# SET TASK:
In the eating-out column, what is the passage, word for word, that opens with the words containing "The dictionaries don't" and closes with "Owt, at all."?

# EXCERPT TO READ:
◆ ◆ ◆ ◆
Even though the eating out season is hotting up, there was time to check out a brand new pub grappling with the secret of success when it comes to entircing customers.

AT Richmond Golf Club, where I addressed the annual dinner of the local Conservative Association - the secret's to tell John Prescott jokes - they do a terrific caramel apple granny. Old, old story, perhaps, but "granny" seems to have hobbled from nowhere onto every menu in town.

The dictionaries don't even offer a taster. The Oxford includes granny bonds and granny bonnets, granny specs and even granny battering, but nothing which suggests just desserts.

Doubtless it's one of these terms that's meant to sound traditional and cosy and as-your-mother-used-to-make it. We've no wish, in any case, to tie etymological granny knots. Not today, anyway.

Rather we mention the Richmond occasion because there are so many dinners in the run-up to Christmas that there's barely time to eat, or to Eat Owt, at all.
◆ ◆ ◆ ◆
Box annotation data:
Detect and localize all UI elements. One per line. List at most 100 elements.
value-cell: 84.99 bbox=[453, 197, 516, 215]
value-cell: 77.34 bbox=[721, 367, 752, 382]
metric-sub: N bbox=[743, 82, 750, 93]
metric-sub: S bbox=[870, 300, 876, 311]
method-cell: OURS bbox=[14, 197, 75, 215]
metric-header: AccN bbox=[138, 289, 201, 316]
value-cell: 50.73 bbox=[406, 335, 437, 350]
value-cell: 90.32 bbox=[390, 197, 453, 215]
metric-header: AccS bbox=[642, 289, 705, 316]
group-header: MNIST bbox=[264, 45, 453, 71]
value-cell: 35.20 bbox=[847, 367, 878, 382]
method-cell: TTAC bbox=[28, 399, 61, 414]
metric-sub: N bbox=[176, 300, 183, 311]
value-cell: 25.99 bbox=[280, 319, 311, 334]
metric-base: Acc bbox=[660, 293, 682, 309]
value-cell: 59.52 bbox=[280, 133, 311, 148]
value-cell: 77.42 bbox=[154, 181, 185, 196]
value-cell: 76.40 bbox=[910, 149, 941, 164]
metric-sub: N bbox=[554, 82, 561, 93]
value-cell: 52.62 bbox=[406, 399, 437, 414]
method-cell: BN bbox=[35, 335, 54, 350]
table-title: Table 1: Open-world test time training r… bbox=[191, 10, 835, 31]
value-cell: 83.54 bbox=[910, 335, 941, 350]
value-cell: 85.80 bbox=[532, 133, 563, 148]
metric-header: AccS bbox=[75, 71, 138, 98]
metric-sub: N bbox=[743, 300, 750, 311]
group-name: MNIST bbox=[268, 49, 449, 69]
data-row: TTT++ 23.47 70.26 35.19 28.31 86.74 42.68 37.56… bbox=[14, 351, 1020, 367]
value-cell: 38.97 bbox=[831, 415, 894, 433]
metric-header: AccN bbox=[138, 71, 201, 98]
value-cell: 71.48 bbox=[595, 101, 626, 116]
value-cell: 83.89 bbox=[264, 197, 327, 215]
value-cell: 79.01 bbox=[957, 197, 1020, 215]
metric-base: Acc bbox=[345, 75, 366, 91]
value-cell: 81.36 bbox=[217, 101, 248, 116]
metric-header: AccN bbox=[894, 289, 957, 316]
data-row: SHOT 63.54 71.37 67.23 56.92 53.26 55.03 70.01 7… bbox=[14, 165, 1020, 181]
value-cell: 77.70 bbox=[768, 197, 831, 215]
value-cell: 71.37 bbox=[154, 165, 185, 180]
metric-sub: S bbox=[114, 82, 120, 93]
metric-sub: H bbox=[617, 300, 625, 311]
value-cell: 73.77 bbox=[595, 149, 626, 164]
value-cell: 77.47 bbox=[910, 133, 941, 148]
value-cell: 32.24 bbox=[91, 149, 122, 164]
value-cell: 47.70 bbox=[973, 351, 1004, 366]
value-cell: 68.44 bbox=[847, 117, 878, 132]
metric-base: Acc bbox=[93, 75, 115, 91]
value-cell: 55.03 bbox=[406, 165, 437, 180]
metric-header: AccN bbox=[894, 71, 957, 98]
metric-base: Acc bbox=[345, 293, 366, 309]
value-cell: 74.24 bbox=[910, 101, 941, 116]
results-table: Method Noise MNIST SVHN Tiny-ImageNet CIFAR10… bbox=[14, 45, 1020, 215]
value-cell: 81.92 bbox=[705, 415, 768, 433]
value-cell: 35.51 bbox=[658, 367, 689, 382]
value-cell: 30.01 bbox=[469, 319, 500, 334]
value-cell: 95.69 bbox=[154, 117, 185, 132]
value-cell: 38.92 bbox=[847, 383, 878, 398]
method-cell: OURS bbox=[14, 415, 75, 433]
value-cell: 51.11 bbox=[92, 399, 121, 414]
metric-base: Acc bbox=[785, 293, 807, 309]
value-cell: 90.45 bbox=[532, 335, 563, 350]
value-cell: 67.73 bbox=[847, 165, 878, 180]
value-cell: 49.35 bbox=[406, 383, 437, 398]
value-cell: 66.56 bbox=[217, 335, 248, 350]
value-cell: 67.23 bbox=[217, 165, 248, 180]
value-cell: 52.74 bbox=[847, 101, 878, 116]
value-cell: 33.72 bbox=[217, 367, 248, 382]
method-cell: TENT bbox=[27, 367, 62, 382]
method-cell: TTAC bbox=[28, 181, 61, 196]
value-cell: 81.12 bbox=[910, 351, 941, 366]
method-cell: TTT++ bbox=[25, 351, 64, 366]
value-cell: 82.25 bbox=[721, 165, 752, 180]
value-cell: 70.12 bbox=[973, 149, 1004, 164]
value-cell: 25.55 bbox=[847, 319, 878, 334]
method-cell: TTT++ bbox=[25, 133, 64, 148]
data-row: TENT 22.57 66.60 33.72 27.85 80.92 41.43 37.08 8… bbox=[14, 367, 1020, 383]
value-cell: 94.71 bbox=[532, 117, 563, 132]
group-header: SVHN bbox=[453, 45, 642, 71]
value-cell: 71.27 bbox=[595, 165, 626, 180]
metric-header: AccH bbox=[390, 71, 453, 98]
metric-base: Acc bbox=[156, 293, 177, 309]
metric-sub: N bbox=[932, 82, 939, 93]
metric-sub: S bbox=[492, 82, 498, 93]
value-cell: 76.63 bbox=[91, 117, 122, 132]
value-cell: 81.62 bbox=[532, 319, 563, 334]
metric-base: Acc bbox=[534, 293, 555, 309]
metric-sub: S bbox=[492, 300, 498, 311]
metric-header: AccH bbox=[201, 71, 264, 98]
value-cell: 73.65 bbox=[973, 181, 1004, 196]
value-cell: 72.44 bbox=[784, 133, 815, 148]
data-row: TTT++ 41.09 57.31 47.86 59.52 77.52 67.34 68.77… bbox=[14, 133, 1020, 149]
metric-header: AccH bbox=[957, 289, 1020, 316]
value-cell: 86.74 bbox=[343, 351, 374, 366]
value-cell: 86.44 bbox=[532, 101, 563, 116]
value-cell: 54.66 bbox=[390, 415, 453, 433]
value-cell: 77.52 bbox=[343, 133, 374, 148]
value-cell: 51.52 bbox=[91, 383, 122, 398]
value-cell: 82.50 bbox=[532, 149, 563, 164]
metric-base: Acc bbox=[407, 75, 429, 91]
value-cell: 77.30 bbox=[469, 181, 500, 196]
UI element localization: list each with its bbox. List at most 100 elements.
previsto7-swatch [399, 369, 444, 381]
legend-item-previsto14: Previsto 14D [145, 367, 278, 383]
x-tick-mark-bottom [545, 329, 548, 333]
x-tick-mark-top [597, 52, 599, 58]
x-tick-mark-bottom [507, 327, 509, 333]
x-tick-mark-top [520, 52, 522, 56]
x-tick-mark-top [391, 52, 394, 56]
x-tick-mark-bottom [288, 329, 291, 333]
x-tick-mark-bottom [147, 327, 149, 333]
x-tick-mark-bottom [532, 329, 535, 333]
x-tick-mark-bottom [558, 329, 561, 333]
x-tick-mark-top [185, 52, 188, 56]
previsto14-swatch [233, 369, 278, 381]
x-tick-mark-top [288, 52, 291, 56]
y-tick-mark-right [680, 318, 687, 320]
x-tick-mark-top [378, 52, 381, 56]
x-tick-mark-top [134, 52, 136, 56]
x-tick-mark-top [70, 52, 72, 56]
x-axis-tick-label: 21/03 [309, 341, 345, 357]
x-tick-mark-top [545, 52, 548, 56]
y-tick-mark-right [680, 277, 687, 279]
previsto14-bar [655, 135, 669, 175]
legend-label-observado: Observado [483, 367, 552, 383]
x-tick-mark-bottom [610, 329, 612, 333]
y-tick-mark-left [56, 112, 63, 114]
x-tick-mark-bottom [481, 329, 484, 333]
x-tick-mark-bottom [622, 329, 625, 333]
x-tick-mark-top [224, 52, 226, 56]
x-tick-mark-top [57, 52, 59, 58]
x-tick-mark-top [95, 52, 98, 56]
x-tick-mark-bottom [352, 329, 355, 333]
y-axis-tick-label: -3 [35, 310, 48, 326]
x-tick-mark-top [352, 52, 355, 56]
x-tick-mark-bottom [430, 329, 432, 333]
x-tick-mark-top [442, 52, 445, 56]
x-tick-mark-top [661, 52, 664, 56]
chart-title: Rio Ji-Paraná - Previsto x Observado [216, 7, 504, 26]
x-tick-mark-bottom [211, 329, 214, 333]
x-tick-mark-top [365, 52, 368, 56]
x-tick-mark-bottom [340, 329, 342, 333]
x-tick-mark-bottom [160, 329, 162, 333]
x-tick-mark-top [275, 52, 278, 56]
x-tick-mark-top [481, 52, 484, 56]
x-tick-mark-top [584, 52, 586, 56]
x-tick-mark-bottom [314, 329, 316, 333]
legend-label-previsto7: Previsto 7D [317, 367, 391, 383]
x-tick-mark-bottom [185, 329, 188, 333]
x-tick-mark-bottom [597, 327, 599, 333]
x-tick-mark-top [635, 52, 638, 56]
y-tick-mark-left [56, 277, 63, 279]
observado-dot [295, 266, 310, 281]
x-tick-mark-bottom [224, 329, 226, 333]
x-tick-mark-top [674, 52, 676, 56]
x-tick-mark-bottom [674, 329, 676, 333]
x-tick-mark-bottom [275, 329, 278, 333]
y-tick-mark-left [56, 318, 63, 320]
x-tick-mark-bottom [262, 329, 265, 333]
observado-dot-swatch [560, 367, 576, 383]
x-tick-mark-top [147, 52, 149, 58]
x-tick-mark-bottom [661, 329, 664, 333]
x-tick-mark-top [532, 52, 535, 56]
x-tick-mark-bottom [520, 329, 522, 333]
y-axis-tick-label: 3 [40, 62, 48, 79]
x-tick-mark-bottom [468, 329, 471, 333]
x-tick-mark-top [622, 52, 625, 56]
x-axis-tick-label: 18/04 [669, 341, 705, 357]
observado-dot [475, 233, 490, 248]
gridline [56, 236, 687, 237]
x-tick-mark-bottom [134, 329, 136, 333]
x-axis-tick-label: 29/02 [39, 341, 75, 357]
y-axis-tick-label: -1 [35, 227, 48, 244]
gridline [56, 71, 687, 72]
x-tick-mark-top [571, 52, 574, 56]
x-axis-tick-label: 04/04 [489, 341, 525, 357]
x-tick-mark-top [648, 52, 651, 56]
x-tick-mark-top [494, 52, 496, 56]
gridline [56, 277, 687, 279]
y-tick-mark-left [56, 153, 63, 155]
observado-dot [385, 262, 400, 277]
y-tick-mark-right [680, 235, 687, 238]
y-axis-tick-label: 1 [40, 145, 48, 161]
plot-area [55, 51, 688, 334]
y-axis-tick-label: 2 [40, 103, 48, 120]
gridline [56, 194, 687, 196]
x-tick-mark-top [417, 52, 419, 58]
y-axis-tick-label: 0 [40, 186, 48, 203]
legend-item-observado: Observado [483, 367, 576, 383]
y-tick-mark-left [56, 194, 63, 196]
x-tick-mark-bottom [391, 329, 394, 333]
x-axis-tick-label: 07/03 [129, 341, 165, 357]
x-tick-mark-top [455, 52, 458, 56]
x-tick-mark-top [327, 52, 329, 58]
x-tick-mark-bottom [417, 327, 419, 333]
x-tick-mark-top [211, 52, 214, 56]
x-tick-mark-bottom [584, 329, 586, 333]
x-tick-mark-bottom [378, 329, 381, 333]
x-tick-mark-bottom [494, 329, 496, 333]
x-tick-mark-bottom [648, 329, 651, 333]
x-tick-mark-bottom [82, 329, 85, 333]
◆ ◆ ◆ ◆
# SOLUTION TO THIS TASK:
The dictionaries don't even offer a taster. The Oxford includes granny bonds and granny bonnets, granny specs and even granny battering, but nothing which suggests just desserts.

Doubtless it's one of these terms that's meant to sound traditional and cosy and as-your-mother-used-to-make it. We've no wish, in any case, to tie etymological granny knots. Not today, anyway.

Rather we mention the Richmond occasion because there are so many dinners in the run-up to Christmas that there's barely time to eat, or to Eat Owt, at all.